Quote the data below in full, minus the images.
begin DATA SHOWN
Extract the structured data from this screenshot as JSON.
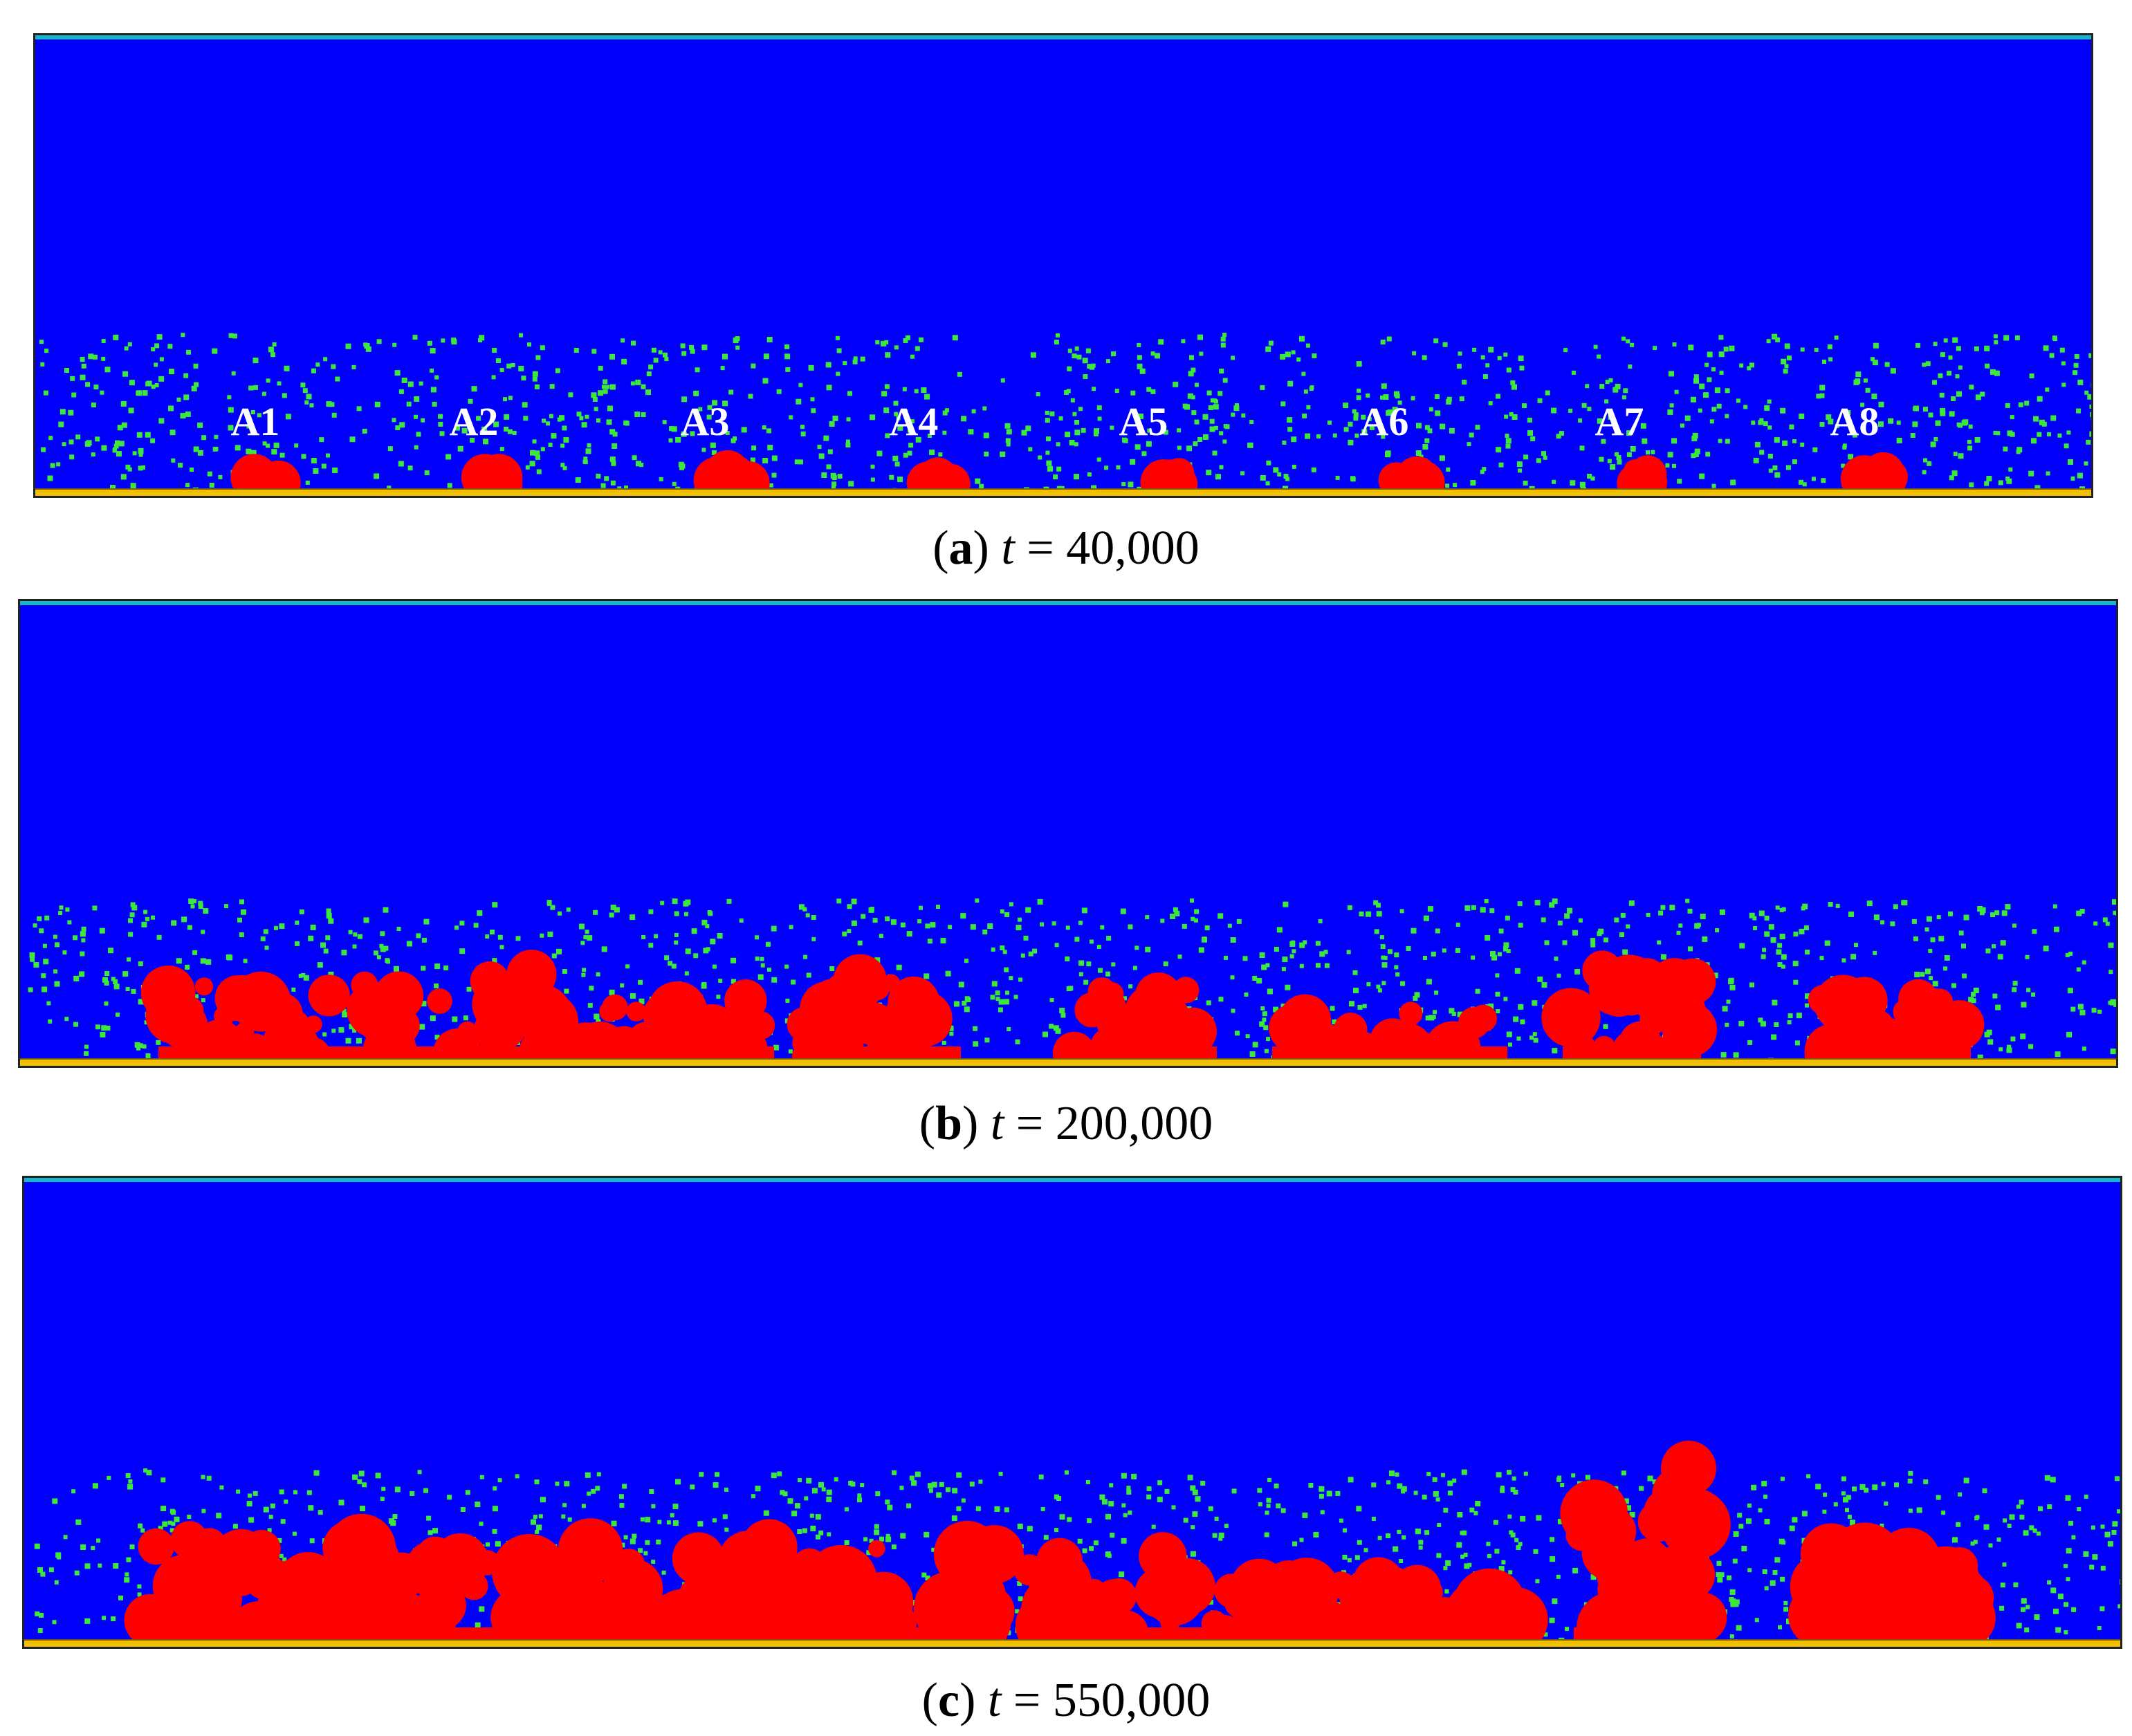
{
  "panels": [
    {
      "id": "a",
      "caption": {
        "letter": "a",
        "var": "t",
        "eq": "=",
        "value": "40,000"
      },
      "labels": [
        "A1",
        "A2",
        "A3",
        "A4",
        "A5",
        "A6",
        "A7",
        "A8"
      ]
    },
    {
      "id": "b",
      "caption": {
        "letter": "b",
        "var": "t",
        "eq": "=",
        "value": "200,000"
      },
      "labels": []
    },
    {
      "id": "c",
      "caption": {
        "letter": "c",
        "var": "t",
        "eq": "=",
        "value": "550,000"
      },
      "labels": []
    }
  ],
  "colors": {
    "fluid": "#0000fa",
    "particles": "#3ee83a",
    "phase": "#ff0000",
    "wall": "#f0c000",
    "top_boundary": "#18b7c8"
  }
}
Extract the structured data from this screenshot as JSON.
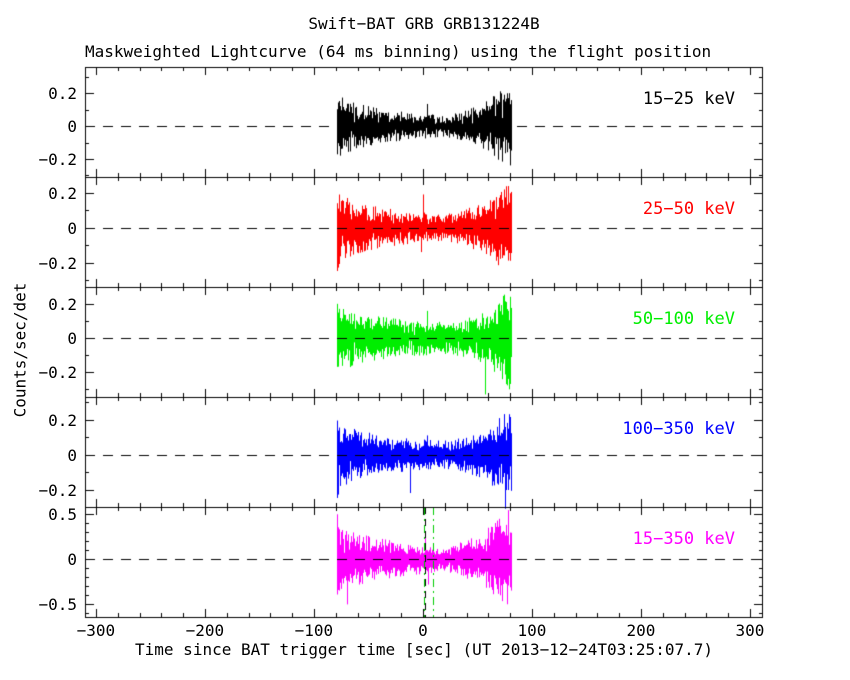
{
  "title": "Swift−BAT GRB GRB131224B",
  "subtitle": "Maskweighted Lightcurve (64 ms binning) using the flight position",
  "axes": {
    "xlabel": "Time since BAT trigger time [sec] (UT 2013−12−24T03:25:07.7)",
    "ylabel": "Counts/sec/det",
    "xlim": [
      -310,
      312
    ],
    "xticks": [
      -300,
      -200,
      -100,
      0,
      100,
      200,
      300
    ],
    "xtick_labels": [
      "−300",
      "−200",
      "−100",
      "0",
      "100",
      "200",
      "300"
    ],
    "x_minor_step": 20
  },
  "chart_data": {
    "type": "line",
    "description": "Five stacked mask-weighted BAT lightcurve panels, noise-dominated rate vs time; event data span about T−80 s to T+82 s with amplitude envelope pinching near the trigger",
    "binning": "64 ms",
    "x_range_sec": [
      -79.5,
      81.5
    ],
    "zero_line": {
      "style": "dashed",
      "color": "#000000"
    },
    "panels": [
      {
        "label": "15−25 keV",
        "color": "#000000",
        "ylim": [
          -0.31,
          0.36
        ],
        "yticks": [
          0.2,
          0,
          -0.2
        ],
        "ytick_labels": [
          "0.2",
          "0",
          "−0.2"
        ],
        "y_minor_step": 0.1,
        "envelope": [
          [
            -80,
            0.25
          ],
          [
            -76,
            0.17
          ],
          [
            -60,
            0.13
          ],
          [
            -40,
            0.1
          ],
          [
            -15,
            0.08
          ],
          [
            5,
            0.07
          ],
          [
            18,
            0.06
          ],
          [
            35,
            0.08
          ],
          [
            55,
            0.13
          ],
          [
            70,
            0.2
          ],
          [
            78,
            0.25
          ],
          [
            82,
            0.22
          ]
        ],
        "spikes": [
          [
            4,
            0.135
          ]
        ]
      },
      {
        "label": "25−50 keV",
        "color": "#ff0000",
        "ylim": [
          -0.34,
          0.29
        ],
        "yticks": [
          0.2,
          0,
          -0.2
        ],
        "ytick_labels": [
          "0.2",
          "0",
          "−0.2"
        ],
        "y_minor_step": 0.1,
        "envelope": [
          [
            -80,
            0.26
          ],
          [
            -76,
            0.18
          ],
          [
            -60,
            0.14
          ],
          [
            -40,
            0.11
          ],
          [
            -15,
            0.09
          ],
          [
            5,
            0.08
          ],
          [
            18,
            0.07
          ],
          [
            35,
            0.09
          ],
          [
            55,
            0.14
          ],
          [
            70,
            0.21
          ],
          [
            78,
            0.26
          ],
          [
            82,
            0.23
          ]
        ],
        "spikes": [
          [
            0,
            0.19
          ],
          [
            -2,
            -0.14
          ]
        ]
      },
      {
        "label": "50−100 keV",
        "color": "#00ee00",
        "ylim": [
          -0.345,
          0.3
        ],
        "yticks": [
          0.2,
          0,
          -0.2
        ],
        "ytick_labels": [
          "0.2",
          "0",
          "−0.2"
        ],
        "y_minor_step": 0.1,
        "envelope": [
          [
            -80,
            0.27
          ],
          [
            -76,
            0.19
          ],
          [
            -60,
            0.14
          ],
          [
            -40,
            0.12
          ],
          [
            -15,
            0.1
          ],
          [
            5,
            0.095
          ],
          [
            18,
            0.09
          ],
          [
            35,
            0.1
          ],
          [
            55,
            0.14
          ],
          [
            70,
            0.21
          ],
          [
            78,
            0.27
          ],
          [
            82,
            0.24
          ]
        ],
        "spikes": [
          [
            4,
            0.16
          ],
          [
            57,
            -0.33
          ],
          [
            79,
            -0.3
          ]
        ]
      },
      {
        "label": "100−350 keV",
        "color": "#0000ff",
        "ylim": [
          -0.3,
          0.33
        ],
        "yticks": [
          0.2,
          0,
          -0.2
        ],
        "ytick_labels": [
          "0.2",
          "0",
          "−0.2"
        ],
        "y_minor_step": 0.1,
        "envelope": [
          [
            -80,
            0.26
          ],
          [
            -76,
            0.18
          ],
          [
            -60,
            0.13
          ],
          [
            -40,
            0.11
          ],
          [
            -15,
            0.09
          ],
          [
            5,
            0.08
          ],
          [
            18,
            0.075
          ],
          [
            35,
            0.09
          ],
          [
            55,
            0.13
          ],
          [
            70,
            0.2
          ],
          [
            78,
            0.26
          ],
          [
            82,
            0.23
          ]
        ],
        "spikes": [
          [
            4,
            0.11
          ],
          [
            75,
            -0.31
          ],
          [
            -12,
            -0.22
          ]
        ]
      },
      {
        "label": "15−350 keV",
        "color": "#ff00ff",
        "ylim": [
          -0.64,
          0.58
        ],
        "yticks": [
          0.5,
          0,
          -0.5
        ],
        "ytick_labels": [
          "0.5",
          "0",
          "−0.5"
        ],
        "y_minor_step": 0.1,
        "envelope": [
          [
            -80,
            0.52
          ],
          [
            -76,
            0.37
          ],
          [
            -60,
            0.27
          ],
          [
            -40,
            0.22
          ],
          [
            -15,
            0.17
          ],
          [
            5,
            0.15
          ],
          [
            18,
            0.13
          ],
          [
            35,
            0.18
          ],
          [
            55,
            0.27
          ],
          [
            70,
            0.43
          ],
          [
            78,
            0.52
          ],
          [
            82,
            0.46
          ]
        ],
        "spikes": [
          [
            2,
            0.3
          ],
          [
            5,
            -0.28
          ],
          [
            60,
            0.35
          ],
          [
            -70,
            -0.5
          ]
        ],
        "markers": {
          "green_dashdot_t": [
            1,
            9
          ],
          "black_dashed_t": 2.2,
          "color": "#00cc00"
        }
      }
    ]
  }
}
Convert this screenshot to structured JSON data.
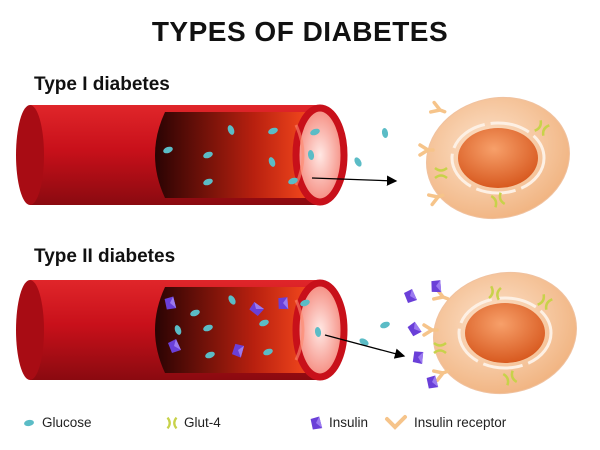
{
  "title": "TYPES OF DIABETES",
  "sections": [
    {
      "label": "Type I diabetes"
    },
    {
      "label": "Type II diabetes"
    }
  ],
  "legend": [
    {
      "label": "Glucose",
      "icon": "glucose-icon",
      "color": "#5bbcc6"
    },
    {
      "label": "Glut-4",
      "icon": "glut4-icon",
      "color": "#c8d24a"
    },
    {
      "label": "Insulin",
      "icon": "insulin-icon",
      "color": "#6a3fd8"
    },
    {
      "label": "Insulin receptor",
      "icon": "insulin-receptor-icon",
      "color": "#f6c48a"
    }
  ],
  "colors": {
    "vessel": "#c8101a",
    "cell": "#f7c9a0",
    "nucleus": "#ef7a3a"
  }
}
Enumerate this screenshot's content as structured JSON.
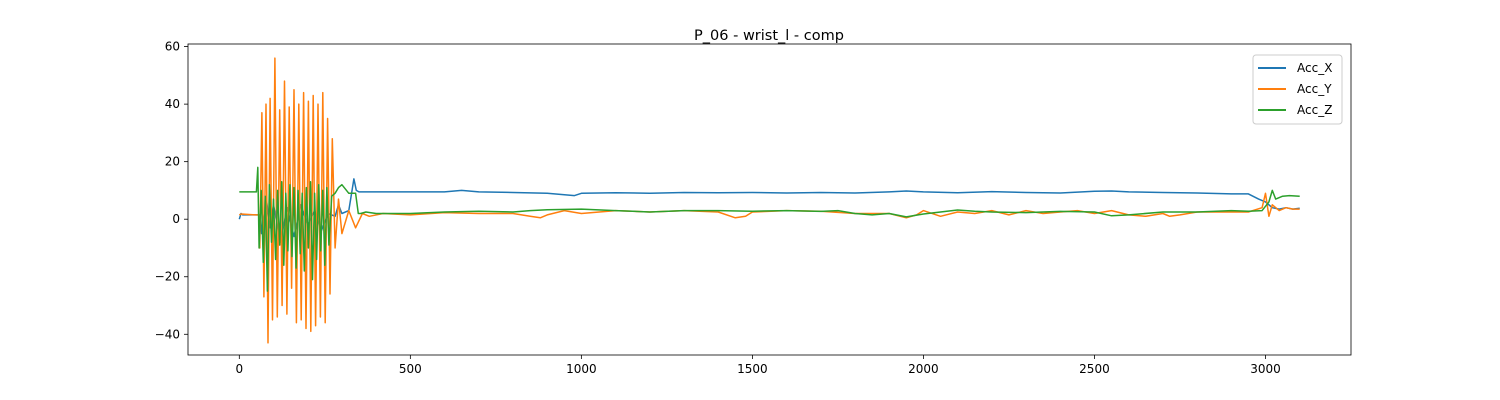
end DATA SHOWN
**ANSWER FOR THIS EXERCISE:**
Extract the structured data from this screenshot as JSON.
{
  "panels": [
    {
      "id": "a",
      "caption": {
        "letter": "a",
        "var": "t",
        "eq": "=",
        "value": "40,000"
      },
      "labels": [
        "A1",
        "A2",
        "A3",
        "A4",
        "A5",
        "A6",
        "A7",
        "A8"
      ]
    },
    {
      "id": "b",
      "caption": {
        "letter": "b",
        "var": "t",
        "eq": "=",
        "value": "200,000"
      },
      "labels": []
    },
    {
      "id": "c",
      "caption": {
        "letter": "c",
        "var": "t",
        "eq": "=",
        "value": "550,000"
      },
      "labels": []
    }
  ],
  "colors": {
    "fluid": "#0000fa",
    "particles": "#3ee83a",
    "phase": "#ff0000",
    "wall": "#f0c000",
    "top_boundary": "#18b7c8"
  }
}
Extract the structured data from this screenshot as JSON.
{
  "title": "Swift−BAT GRB GRB131224B",
  "subtitle": "Maskweighted Lightcurve (64 ms binning) using the flight position",
  "axes": {
    "xlabel": "Time since BAT trigger time [sec] (UT 2013−12−24T03:25:07.7)",
    "ylabel": "Counts/sec/det",
    "xlim": [
      -310,
      312
    ],
    "xticks": [
      -300,
      -200,
      -100,
      0,
      100,
      200,
      300
    ],
    "xtick_labels": [
      "−300",
      "−200",
      "−100",
      "0",
      "100",
      "200",
      "300"
    ],
    "x_minor_step": 20
  },
  "chart_data": {
    "type": "line",
    "description": "Five stacked mask-weighted BAT lightcurve panels, noise-dominated rate vs time; event data span about T−80 s to T+82 s with amplitude envelope pinching near the trigger",
    "binning": "64 ms",
    "x_range_sec": [
      -79.5,
      81.5
    ],
    "zero_line": {
      "style": "dashed",
      "color": "#000000"
    },
    "panels": [
      {
        "label": "15−25 keV",
        "color": "#000000",
        "ylim": [
          -0.31,
          0.36
        ],
        "yticks": [
          0.2,
          0,
          -0.2
        ],
        "ytick_labels": [
          "0.2",
          "0",
          "−0.2"
        ],
        "y_minor_step": 0.1,
        "envelope": [
          [
            -80,
            0.25
          ],
          [
            -76,
            0.17
          ],
          [
            -60,
            0.13
          ],
          [
            -40,
            0.1
          ],
          [
            -15,
            0.08
          ],
          [
            5,
            0.07
          ],
          [
            18,
            0.06
          ],
          [
            35,
            0.08
          ],
          [
            55,
            0.13
          ],
          [
            70,
            0.2
          ],
          [
            78,
            0.25
          ],
          [
            82,
            0.22
          ]
        ],
        "spikes": [
          [
            4,
            0.135
          ]
        ]
      },
      {
        "label": "25−50 keV",
        "color": "#ff0000",
        "ylim": [
          -0.34,
          0.29
        ],
        "yticks": [
          0.2,
          0,
          -0.2
        ],
        "ytick_labels": [
          "0.2",
          "0",
          "−0.2"
        ],
        "y_minor_step": 0.1,
        "envelope": [
          [
            -80,
            0.26
          ],
          [
            -76,
            0.18
          ],
          [
            -60,
            0.14
          ],
          [
            -40,
            0.11
          ],
          [
            -15,
            0.09
          ],
          [
            5,
            0.08
          ],
          [
            18,
            0.07
          ],
          [
            35,
            0.09
          ],
          [
            55,
            0.14
          ],
          [
            70,
            0.21
          ],
          [
            78,
            0.26
          ],
          [
            82,
            0.23
          ]
        ],
        "spikes": [
          [
            0,
            0.19
          ],
          [
            -2,
            -0.14
          ]
        ]
      },
      {
        "label": "50−100 keV",
        "color": "#00ee00",
        "ylim": [
          -0.345,
          0.3
        ],
        "yticks": [
          0.2,
          0,
          -0.2
        ],
        "ytick_labels": [
          "0.2",
          "0",
          "−0.2"
        ],
        "y_minor_step": 0.1,
        "envelope": [
          [
            -80,
            0.27
          ],
          [
            -76,
            0.19
          ],
          [
            -60,
            0.14
          ],
          [
            -40,
            0.12
          ],
          [
            -15,
            0.1
          ],
          [
            5,
            0.095
          ],
          [
            18,
            0.09
          ],
          [
            35,
            0.1
          ],
          [
            55,
            0.14
          ],
          [
            70,
            0.21
          ],
          [
            78,
            0.27
          ],
          [
            82,
            0.24
          ]
        ],
        "spikes": [
          [
            4,
            0.16
          ],
          [
            57,
            -0.33
          ],
          [
            79,
            -0.3
          ]
        ]
      },
      {
        "label": "100−350 keV",
        "color": "#0000ff",
        "ylim": [
          -0.3,
          0.33
        ],
        "yticks": [
          0.2,
          0,
          -0.2
        ],
        "ytick_labels": [
          "0.2",
          "0",
          "−0.2"
        ],
        "y_minor_step": 0.1,
        "envelope": [
          [
            -80,
            0.26
          ],
          [
            -76,
            0.18
          ],
          [
            -60,
            0.13
          ],
          [
            -40,
            0.11
          ],
          [
            -15,
            0.09
          ],
          [
            5,
            0.08
          ],
          [
            18,
            0.075
          ],
          [
            35,
            0.09
          ],
          [
            55,
            0.13
          ],
          [
            70,
            0.2
          ],
          [
            78,
            0.26
          ],
          [
            82,
            0.23
          ]
        ],
        "spikes": [
          [
            4,
            0.11
          ],
          [
            75,
            -0.31
          ],
          [
            -12,
            -0.22
          ]
        ]
      },
      {
        "label": "15−350 keV",
        "color": "#ff00ff",
        "ylim": [
          -0.64,
          0.58
        ],
        "yticks": [
          0.5,
          0,
          -0.5
        ],
        "ytick_labels": [
          "0.5",
          "0",
          "−0.5"
        ],
        "y_minor_step": 0.1,
        "envelope": [
          [
            -80,
            0.52
          ],
          [
            -76,
            0.37
          ],
          [
            -60,
            0.27
          ],
          [
            -40,
            0.22
          ],
          [
            -15,
            0.17
          ],
          [
            5,
            0.15
          ],
          [
            18,
            0.13
          ],
          [
            35,
            0.18
          ],
          [
            55,
            0.27
          ],
          [
            70,
            0.43
          ],
          [
            78,
            0.52
          ],
          [
            82,
            0.46
          ]
        ],
        "spikes": [
          [
            2,
            0.3
          ],
          [
            5,
            -0.28
          ],
          [
            60,
            0.35
          ],
          [
            -70,
            -0.5
          ]
        ],
        "markers": {
          "green_dashdot_t": [
            1,
            9
          ],
          "black_dashed_t": 2.2,
          "color": "#00cc00"
        }
      }
    ]
  }
}
Convert this screenshot to structured JSON data.
{
  "title": "TYPES OF DIABETES",
  "sections": [
    {
      "label": "Type I diabetes"
    },
    {
      "label": "Type II diabetes"
    }
  ],
  "legend": [
    {
      "label": "Glucose",
      "icon": "glucose-icon",
      "color": "#5bbcc6"
    },
    {
      "label": "Glut-4",
      "icon": "glut4-icon",
      "color": "#c8d24a"
    },
    {
      "label": "Insulin",
      "icon": "insulin-icon",
      "color": "#6a3fd8"
    },
    {
      "label": "Insulin receptor",
      "icon": "insulin-receptor-icon",
      "color": "#f6c48a"
    }
  ],
  "colors": {
    "vessel": "#c8101a",
    "cell": "#f7c9a0",
    "nucleus": "#ef7a3a"
  }
}
Enumerate this screenshot's content as structured JSON.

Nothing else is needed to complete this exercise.